What is needed:
Please give the listing again in its entirety, exactly as written.

Records provided:
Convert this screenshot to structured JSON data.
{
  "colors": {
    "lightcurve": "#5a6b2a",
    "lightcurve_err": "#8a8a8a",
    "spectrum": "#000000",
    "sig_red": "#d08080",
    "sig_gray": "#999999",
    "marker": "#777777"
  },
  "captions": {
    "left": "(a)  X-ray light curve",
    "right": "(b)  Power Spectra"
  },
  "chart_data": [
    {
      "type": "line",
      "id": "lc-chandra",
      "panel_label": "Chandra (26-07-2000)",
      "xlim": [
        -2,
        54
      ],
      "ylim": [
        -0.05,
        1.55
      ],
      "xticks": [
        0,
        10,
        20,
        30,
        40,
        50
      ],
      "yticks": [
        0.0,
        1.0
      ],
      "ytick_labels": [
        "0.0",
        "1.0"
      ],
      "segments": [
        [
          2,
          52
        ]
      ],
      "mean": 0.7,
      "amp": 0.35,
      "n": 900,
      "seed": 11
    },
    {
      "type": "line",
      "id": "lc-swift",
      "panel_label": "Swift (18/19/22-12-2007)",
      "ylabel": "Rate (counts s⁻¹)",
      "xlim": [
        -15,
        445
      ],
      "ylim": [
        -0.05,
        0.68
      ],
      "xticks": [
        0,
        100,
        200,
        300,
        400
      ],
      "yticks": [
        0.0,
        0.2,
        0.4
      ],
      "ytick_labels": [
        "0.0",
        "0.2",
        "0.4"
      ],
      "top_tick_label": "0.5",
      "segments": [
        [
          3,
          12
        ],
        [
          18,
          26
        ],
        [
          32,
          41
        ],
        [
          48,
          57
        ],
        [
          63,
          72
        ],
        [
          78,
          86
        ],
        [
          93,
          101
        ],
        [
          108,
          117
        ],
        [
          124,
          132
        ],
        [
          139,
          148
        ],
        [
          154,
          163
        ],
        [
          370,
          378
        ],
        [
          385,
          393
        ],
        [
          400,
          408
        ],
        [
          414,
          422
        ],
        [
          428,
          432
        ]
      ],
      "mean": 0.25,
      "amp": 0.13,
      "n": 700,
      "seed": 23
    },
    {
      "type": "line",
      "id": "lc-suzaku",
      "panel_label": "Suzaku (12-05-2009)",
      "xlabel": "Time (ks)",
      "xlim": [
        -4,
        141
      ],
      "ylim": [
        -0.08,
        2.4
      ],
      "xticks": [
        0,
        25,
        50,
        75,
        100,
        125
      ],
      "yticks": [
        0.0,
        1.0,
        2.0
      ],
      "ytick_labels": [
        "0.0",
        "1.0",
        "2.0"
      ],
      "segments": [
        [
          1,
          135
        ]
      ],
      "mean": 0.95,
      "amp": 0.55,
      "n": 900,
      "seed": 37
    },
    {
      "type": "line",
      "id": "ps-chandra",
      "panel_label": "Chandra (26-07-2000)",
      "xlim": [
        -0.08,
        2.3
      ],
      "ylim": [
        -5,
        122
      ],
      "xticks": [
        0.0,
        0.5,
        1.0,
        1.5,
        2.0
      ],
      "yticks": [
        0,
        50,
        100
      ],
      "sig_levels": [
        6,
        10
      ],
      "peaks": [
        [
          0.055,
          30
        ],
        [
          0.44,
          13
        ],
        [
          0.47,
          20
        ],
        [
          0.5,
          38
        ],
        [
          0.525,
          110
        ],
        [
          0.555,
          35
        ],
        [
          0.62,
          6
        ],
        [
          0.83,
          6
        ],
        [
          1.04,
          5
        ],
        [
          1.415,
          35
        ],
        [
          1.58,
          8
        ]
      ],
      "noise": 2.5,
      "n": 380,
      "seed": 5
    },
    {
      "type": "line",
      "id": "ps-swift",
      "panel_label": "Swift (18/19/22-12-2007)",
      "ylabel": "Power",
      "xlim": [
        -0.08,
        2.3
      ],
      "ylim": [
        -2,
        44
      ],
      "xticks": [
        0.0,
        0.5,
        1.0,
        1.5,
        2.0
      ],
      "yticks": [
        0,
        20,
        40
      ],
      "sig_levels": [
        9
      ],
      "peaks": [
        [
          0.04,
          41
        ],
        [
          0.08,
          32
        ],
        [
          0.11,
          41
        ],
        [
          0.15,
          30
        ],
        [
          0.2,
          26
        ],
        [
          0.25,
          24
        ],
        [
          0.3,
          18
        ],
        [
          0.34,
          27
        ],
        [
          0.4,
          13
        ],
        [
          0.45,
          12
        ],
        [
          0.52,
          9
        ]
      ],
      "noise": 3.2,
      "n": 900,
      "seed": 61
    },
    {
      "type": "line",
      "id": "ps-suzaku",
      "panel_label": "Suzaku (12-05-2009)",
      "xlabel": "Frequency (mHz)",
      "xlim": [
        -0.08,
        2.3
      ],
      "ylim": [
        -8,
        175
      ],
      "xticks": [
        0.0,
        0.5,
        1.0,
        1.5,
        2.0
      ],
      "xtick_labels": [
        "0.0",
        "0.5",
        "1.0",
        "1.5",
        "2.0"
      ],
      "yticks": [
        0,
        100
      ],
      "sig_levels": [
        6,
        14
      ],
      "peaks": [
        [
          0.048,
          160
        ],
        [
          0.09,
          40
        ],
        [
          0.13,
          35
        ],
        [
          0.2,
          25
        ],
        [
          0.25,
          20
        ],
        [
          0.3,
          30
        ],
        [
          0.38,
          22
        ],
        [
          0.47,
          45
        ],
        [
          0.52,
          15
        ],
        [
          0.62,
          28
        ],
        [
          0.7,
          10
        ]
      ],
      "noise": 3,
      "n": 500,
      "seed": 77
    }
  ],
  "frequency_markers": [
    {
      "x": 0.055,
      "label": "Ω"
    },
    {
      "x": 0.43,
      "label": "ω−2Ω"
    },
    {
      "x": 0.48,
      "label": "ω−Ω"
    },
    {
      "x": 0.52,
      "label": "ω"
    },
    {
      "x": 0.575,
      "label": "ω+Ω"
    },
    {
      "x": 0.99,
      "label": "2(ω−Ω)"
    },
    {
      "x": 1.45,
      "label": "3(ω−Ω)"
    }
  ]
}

Answer to the task:
Convert this screenshot to structured JSON data.
{
  "colors": {
    "lightcurve": "#5a6b2a",
    "lightcurve_err": "#8a8a8a",
    "spectrum": "#000000",
    "sig_red": "#d08080",
    "sig_gray": "#999999",
    "marker": "#777777"
  },
  "captions": {
    "left": "(a)  X-ray light curve",
    "right": "(b)  Power Spectra"
  },
  "chart_data": [
    {
      "type": "line",
      "id": "lc-chandra",
      "panel_label": "Chandra (26-07-2000)",
      "xlim": [
        -2,
        54
      ],
      "ylim": [
        -0.05,
        1.55
      ],
      "xticks": [
        0,
        10,
        20,
        30,
        40,
        50
      ],
      "yticks": [
        0.0,
        1.0
      ],
      "ytick_labels": [
        "0.0",
        "1.0"
      ],
      "segments": [
        [
          2,
          52
        ]
      ],
      "mean": 0.7,
      "amp": 0.35,
      "n": 900,
      "seed": 11
    },
    {
      "type": "line",
      "id": "lc-swift",
      "panel_label": "Swift (18/19/22-12-2007)",
      "ylabel": "Rate (counts s⁻¹)",
      "xlim": [
        -15,
        445
      ],
      "ylim": [
        -0.05,
        0.68
      ],
      "xticks": [
        0,
        100,
        200,
        300,
        400
      ],
      "yticks": [
        0.0,
        0.2,
        0.4
      ],
      "ytick_labels": [
        "0.0",
        "0.2",
        "0.4"
      ],
      "top_tick_label": "0.5",
      "segments": [
        [
          3,
          12
        ],
        [
          18,
          26
        ],
        [
          32,
          41
        ],
        [
          48,
          57
        ],
        [
          63,
          72
        ],
        [
          78,
          86
        ],
        [
          93,
          101
        ],
        [
          108,
          117
        ],
        [
          124,
          132
        ],
        [
          139,
          148
        ],
        [
          154,
          163
        ],
        [
          370,
          378
        ],
        [
          385,
          393
        ],
        [
          400,
          408
        ],
        [
          414,
          422
        ],
        [
          428,
          432
        ]
      ],
      "mean": 0.25,
      "amp": 0.13,
      "n": 700,
      "seed": 23
    },
    {
      "type": "line",
      "id": "lc-suzaku",
      "panel_label": "Suzaku (12-05-2009)",
      "xlabel": "Time (ks)",
      "xlim": [
        -4,
        141
      ],
      "ylim": [
        -0.08,
        2.4
      ],
      "xticks": [
        0,
        25,
        50,
        75,
        100,
        125
      ],
      "yticks": [
        0.0,
        1.0,
        2.0
      ],
      "ytick_labels": [
        "0.0",
        "1.0",
        "2.0"
      ],
      "segments": [
        [
          1,
          135
        ]
      ],
      "mean": 0.95,
      "amp": 0.55,
      "n": 900,
      "seed": 37
    },
    {
      "type": "line",
      "id": "ps-chandra",
      "panel_label": "Chandra (26-07-2000)",
      "xlim": [
        -0.08,
        2.3
      ],
      "ylim": [
        -5,
        122
      ],
      "xticks": [
        0.0,
        0.5,
        1.0,
        1.5,
        2.0
      ],
      "yticks": [
        0,
        50,
        100
      ],
      "sig_levels": [
        6,
        10
      ],
      "peaks": [
        [
          0.055,
          30
        ],
        [
          0.44,
          13
        ],
        [
          0.47,
          20
        ],
        [
          0.5,
          38
        ],
        [
          0.525,
          110
        ],
        [
          0.555,
          35
        ],
        [
          0.62,
          6
        ],
        [
          0.83,
          6
        ],
        [
          1.04,
          5
        ],
        [
          1.415,
          35
        ],
        [
          1.58,
          8
        ]
      ],
      "noise": 2.5,
      "n": 380,
      "seed": 5
    },
    {
      "type": "line",
      "id": "ps-swift",
      "panel_label": "Swift (18/19/22-12-2007)",
      "ylabel": "Power",
      "xlim": [
        -0.08,
        2.3
      ],
      "ylim": [
        -2,
        44
      ],
      "xticks": [
        0.0,
        0.5,
        1.0,
        1.5,
        2.0
      ],
      "yticks": [
        0,
        20,
        40
      ],
      "sig_levels": [
        9
      ],
      "peaks": [
        [
          0.04,
          41
        ],
        [
          0.08,
          32
        ],
        [
          0.11,
          41
        ],
        [
          0.15,
          30
        ],
        [
          0.2,
          26
        ],
        [
          0.25,
          24
        ],
        [
          0.3,
          18
        ],
        [
          0.34,
          27
        ],
        [
          0.4,
          13
        ],
        [
          0.45,
          12
        ],
        [
          0.52,
          9
        ]
      ],
      "noise": 3.2,
      "n": 900,
      "seed": 61
    },
    {
      "type": "line",
      "id": "ps-suzaku",
      "panel_label": "Suzaku (12-05-2009)",
      "xlabel": "Frequency (mHz)",
      "xlim": [
        -0.08,
        2.3
      ],
      "ylim": [
        -8,
        175
      ],
      "xticks": [
        0.0,
        0.5,
        1.0,
        1.5,
        2.0
      ],
      "xtick_labels": [
        "0.0",
        "0.5",
        "1.0",
        "1.5",
        "2.0"
      ],
      "yticks": [
        0,
        100
      ],
      "sig_levels": [
        6,
        14
      ],
      "peaks": [
        [
          0.048,
          160
        ],
        [
          0.09,
          40
        ],
        [
          0.13,
          35
        ],
        [
          0.2,
          25
        ],
        [
          0.25,
          20
        ],
        [
          0.3,
          30
        ],
        [
          0.38,
          22
        ],
        [
          0.47,
          45
        ],
        [
          0.52,
          15
        ],
        [
          0.62,
          28
        ],
        [
          0.7,
          10
        ]
      ],
      "noise": 3,
      "n": 500,
      "seed": 77
    }
  ],
  "frequency_markers": [
    {
      "x": 0.055,
      "label": "Ω"
    },
    {
      "x": 0.43,
      "label": "ω−2Ω"
    },
    {
      "x": 0.48,
      "label": "ω−Ω"
    },
    {
      "x": 0.52,
      "label": "ω"
    },
    {
      "x": 0.575,
      "label": "ω+Ω"
    },
    {
      "x": 0.99,
      "label": "2(ω−Ω)"
    },
    {
      "x": 1.45,
      "label": "3(ω−Ω)"
    }
  ]
}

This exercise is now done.